AIM »
Below are records; state how many of their lines hold the word "시들음과", and give only the figure.

************

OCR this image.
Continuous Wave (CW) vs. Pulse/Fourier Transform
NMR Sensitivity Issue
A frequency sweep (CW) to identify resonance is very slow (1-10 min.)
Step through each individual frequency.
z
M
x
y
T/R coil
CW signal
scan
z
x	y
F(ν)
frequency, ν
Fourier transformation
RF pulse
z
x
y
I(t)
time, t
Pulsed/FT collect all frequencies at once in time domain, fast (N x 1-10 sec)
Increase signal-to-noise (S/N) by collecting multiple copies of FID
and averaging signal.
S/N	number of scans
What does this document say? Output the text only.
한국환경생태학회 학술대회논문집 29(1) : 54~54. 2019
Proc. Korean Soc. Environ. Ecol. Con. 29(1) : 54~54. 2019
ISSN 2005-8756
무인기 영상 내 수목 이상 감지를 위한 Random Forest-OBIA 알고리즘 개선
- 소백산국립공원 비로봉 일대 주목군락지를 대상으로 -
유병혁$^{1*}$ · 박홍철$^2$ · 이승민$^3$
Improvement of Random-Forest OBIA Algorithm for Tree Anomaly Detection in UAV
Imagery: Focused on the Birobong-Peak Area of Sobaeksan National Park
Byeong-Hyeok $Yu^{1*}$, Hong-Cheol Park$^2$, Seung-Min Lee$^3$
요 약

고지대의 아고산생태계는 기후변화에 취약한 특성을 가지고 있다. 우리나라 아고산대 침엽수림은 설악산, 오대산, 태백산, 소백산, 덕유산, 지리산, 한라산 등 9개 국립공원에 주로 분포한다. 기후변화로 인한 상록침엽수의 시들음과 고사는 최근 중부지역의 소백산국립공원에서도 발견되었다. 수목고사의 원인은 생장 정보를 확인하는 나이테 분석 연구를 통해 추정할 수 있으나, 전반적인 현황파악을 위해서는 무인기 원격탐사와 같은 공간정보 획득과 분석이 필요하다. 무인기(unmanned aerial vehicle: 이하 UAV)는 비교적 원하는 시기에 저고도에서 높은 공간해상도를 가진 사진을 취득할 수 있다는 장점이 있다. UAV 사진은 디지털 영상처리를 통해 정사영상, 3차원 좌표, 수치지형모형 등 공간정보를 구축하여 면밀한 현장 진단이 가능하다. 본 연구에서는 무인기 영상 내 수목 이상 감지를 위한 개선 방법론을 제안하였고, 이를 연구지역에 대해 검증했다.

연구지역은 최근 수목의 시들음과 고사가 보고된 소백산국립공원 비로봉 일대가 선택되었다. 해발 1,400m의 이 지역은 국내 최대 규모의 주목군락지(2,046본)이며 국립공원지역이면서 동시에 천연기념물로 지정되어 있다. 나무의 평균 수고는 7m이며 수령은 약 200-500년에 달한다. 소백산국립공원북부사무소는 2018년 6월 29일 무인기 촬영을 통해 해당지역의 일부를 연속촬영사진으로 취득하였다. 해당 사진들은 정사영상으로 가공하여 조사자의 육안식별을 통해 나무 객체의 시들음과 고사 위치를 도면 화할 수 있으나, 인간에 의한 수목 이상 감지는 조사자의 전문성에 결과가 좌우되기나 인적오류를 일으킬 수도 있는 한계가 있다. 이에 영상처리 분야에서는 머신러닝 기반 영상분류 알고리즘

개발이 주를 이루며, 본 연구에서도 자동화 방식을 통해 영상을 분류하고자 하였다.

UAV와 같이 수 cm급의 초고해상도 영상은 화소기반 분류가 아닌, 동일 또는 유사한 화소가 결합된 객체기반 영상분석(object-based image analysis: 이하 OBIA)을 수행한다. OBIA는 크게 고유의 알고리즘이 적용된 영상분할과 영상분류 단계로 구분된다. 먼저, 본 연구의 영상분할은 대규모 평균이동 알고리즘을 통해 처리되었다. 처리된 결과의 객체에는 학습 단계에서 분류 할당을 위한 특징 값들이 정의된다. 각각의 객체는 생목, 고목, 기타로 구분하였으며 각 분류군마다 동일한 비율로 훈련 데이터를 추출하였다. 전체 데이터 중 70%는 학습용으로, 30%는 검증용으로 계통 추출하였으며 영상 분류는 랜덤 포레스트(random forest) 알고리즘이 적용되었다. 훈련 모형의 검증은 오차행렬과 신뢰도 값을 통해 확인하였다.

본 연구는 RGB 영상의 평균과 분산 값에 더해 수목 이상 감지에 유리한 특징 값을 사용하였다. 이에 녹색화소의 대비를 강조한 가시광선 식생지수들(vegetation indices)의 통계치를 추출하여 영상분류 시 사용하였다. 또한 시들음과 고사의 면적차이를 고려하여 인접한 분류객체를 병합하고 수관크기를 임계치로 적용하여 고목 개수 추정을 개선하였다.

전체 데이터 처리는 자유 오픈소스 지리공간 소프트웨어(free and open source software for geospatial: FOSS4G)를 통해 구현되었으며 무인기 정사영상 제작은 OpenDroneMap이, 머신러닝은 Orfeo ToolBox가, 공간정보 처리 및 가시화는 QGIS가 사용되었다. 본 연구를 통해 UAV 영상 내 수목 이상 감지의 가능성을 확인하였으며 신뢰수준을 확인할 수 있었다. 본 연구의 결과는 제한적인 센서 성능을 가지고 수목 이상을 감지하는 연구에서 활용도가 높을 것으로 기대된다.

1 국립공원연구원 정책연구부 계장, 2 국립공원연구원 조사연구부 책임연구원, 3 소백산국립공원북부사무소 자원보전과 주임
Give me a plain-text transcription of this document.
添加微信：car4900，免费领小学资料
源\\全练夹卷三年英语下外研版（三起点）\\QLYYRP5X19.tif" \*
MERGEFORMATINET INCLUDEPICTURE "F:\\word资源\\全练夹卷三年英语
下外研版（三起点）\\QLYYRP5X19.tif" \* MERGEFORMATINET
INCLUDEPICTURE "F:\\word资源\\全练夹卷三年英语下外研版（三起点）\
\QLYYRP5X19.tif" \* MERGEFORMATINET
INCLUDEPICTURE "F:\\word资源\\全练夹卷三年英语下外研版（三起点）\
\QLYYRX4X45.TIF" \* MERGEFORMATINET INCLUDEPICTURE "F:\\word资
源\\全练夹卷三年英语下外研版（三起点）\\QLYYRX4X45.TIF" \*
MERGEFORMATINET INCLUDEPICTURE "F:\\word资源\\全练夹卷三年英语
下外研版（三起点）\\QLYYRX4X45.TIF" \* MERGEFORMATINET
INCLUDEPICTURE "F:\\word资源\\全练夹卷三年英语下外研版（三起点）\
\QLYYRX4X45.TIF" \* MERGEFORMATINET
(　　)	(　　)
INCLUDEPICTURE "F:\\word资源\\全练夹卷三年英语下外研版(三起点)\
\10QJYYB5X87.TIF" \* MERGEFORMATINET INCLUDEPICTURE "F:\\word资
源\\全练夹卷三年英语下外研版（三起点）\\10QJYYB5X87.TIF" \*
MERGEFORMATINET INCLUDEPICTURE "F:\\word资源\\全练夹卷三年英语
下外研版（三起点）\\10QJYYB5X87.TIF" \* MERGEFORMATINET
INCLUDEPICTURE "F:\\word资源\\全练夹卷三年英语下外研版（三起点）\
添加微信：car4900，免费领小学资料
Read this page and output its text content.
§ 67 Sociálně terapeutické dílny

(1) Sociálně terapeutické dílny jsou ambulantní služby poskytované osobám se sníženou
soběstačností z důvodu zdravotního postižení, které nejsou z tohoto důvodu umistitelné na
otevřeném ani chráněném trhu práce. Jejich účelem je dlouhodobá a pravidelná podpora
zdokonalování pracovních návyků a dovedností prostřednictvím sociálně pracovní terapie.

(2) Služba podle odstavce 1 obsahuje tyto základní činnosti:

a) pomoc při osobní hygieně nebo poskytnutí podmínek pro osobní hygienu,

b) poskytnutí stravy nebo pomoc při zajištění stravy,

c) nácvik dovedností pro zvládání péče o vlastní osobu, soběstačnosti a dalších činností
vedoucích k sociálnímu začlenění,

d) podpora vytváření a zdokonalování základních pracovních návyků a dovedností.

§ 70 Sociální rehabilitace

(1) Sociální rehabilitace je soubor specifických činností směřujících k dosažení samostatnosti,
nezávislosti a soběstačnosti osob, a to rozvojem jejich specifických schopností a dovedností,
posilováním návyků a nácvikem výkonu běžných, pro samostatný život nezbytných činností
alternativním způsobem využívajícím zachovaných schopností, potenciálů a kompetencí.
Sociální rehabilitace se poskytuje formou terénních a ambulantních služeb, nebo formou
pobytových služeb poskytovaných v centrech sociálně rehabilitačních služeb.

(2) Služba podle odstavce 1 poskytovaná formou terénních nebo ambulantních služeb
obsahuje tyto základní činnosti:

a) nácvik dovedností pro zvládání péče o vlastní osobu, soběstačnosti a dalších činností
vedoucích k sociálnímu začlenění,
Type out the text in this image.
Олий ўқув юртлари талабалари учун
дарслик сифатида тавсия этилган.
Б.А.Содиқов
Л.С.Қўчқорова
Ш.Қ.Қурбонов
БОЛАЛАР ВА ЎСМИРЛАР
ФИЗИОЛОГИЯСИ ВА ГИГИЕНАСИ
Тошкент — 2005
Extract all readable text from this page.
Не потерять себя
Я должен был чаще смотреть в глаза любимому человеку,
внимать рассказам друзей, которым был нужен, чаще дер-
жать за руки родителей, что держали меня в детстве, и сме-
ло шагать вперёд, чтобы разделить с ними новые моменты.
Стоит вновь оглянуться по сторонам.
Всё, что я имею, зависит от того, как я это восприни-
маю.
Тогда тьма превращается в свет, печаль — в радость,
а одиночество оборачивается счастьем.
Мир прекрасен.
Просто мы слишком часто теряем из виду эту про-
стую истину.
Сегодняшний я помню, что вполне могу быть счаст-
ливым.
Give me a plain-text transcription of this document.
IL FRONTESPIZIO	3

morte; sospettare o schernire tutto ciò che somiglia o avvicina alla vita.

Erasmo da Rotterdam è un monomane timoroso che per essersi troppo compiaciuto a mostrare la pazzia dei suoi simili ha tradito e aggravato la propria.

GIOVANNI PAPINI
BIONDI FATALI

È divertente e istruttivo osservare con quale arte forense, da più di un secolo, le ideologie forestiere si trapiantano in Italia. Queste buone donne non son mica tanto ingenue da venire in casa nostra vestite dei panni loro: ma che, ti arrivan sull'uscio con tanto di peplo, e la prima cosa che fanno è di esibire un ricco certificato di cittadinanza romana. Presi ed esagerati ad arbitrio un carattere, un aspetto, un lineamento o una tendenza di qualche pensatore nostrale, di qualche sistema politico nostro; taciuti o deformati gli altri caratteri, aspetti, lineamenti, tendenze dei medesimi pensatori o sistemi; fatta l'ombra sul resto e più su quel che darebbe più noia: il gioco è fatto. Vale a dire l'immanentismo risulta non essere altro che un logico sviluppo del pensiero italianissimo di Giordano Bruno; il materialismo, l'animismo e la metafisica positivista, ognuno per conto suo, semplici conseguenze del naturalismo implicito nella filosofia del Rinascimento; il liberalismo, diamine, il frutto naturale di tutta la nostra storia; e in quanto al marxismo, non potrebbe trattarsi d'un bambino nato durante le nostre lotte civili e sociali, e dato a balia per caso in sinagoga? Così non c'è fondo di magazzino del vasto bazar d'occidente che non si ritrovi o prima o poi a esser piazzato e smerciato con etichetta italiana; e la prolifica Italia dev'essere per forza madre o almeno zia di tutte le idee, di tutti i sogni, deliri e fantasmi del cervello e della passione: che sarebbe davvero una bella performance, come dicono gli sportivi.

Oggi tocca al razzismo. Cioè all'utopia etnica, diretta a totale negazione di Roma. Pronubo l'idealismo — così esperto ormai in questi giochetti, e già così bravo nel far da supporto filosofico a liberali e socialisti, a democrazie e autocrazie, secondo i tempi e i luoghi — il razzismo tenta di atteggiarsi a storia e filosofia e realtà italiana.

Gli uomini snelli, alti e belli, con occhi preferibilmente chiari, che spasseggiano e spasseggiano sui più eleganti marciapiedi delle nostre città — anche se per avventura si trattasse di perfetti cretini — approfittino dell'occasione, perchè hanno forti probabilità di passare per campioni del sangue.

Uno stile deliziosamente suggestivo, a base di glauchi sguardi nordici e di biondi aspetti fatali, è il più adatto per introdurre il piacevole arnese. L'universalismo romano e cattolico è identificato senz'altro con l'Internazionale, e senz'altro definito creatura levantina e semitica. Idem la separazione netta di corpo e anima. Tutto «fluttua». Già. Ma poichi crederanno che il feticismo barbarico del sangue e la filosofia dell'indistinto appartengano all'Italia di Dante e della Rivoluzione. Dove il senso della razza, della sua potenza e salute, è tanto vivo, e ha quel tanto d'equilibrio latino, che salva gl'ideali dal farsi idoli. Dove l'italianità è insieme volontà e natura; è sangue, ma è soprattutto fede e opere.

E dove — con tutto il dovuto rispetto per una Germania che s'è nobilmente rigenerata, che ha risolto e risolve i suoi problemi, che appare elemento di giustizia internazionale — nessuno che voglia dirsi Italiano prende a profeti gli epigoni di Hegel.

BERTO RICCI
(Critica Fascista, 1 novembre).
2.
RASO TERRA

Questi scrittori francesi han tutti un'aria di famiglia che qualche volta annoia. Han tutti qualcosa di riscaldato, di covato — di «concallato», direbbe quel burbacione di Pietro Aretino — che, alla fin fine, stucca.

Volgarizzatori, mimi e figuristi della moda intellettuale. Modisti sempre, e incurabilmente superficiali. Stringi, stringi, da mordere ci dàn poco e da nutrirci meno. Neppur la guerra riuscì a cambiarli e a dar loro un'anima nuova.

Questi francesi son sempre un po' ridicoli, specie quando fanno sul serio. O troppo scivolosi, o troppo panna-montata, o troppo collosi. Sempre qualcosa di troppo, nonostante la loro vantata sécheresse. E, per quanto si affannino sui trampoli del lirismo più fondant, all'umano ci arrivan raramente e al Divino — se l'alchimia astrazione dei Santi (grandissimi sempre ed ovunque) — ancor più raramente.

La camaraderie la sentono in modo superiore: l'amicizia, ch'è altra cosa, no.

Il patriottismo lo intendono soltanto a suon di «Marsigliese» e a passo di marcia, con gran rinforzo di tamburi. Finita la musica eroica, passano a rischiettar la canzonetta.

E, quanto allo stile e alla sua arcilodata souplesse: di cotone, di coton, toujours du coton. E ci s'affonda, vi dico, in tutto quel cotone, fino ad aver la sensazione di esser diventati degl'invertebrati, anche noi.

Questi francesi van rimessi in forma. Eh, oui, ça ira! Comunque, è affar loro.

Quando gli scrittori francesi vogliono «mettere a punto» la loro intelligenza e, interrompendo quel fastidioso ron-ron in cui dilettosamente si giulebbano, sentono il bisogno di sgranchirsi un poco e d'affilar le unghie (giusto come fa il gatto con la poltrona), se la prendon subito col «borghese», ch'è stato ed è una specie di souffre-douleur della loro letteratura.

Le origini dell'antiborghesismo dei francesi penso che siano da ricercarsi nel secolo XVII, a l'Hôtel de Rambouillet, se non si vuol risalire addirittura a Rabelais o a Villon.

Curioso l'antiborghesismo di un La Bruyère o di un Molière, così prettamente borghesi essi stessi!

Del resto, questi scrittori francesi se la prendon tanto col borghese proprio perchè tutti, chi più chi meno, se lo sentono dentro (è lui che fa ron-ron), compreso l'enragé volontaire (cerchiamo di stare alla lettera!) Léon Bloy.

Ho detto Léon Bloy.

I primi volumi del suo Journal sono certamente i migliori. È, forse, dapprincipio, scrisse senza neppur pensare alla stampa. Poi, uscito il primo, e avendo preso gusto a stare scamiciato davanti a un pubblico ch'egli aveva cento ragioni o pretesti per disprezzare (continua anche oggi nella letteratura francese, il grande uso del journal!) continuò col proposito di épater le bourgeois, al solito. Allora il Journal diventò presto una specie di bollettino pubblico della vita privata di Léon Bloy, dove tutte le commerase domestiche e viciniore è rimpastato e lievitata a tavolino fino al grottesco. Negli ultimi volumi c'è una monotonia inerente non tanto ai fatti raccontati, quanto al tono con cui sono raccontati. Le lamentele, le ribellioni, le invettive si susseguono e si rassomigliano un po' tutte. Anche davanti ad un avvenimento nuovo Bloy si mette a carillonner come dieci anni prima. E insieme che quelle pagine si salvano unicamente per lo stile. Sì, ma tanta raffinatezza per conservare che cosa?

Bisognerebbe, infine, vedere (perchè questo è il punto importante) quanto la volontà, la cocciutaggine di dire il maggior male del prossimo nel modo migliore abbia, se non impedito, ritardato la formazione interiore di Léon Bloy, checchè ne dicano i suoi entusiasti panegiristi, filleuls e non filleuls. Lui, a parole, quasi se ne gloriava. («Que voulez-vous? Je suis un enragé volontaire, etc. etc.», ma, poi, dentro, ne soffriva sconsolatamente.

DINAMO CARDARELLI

************

TASK SOLUTION »
3